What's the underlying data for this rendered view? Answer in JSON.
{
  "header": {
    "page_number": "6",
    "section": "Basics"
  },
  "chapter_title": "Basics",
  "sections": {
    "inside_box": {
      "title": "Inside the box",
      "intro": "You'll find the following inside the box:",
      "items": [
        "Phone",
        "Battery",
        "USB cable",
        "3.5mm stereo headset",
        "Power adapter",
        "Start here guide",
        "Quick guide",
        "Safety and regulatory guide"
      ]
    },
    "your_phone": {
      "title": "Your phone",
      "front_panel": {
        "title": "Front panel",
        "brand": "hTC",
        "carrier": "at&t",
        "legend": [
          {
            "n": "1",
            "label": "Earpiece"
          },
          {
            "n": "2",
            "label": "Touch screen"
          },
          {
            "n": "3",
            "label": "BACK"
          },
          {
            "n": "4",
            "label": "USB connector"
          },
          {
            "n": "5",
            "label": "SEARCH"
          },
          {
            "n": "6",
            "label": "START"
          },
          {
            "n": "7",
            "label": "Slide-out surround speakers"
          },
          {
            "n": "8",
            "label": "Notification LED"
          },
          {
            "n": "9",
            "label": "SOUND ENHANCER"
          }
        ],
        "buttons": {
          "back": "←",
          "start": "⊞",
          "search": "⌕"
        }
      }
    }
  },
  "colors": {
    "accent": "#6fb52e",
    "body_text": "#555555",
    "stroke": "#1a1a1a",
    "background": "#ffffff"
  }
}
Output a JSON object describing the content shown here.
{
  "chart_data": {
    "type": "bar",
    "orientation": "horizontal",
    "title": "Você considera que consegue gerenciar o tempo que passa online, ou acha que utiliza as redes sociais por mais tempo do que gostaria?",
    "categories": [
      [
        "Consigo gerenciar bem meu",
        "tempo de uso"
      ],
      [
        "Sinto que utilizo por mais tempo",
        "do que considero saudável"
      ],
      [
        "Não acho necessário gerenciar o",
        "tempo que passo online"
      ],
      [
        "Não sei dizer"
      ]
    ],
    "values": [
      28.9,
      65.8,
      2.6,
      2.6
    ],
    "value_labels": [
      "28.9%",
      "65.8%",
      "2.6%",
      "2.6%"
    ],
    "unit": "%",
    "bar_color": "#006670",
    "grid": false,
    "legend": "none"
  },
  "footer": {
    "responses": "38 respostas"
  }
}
########################################
* [OBJECTIVE] Only the number is wanted: how many lines above include the word "gerenciar"?

* [WORKED ANSWER] 3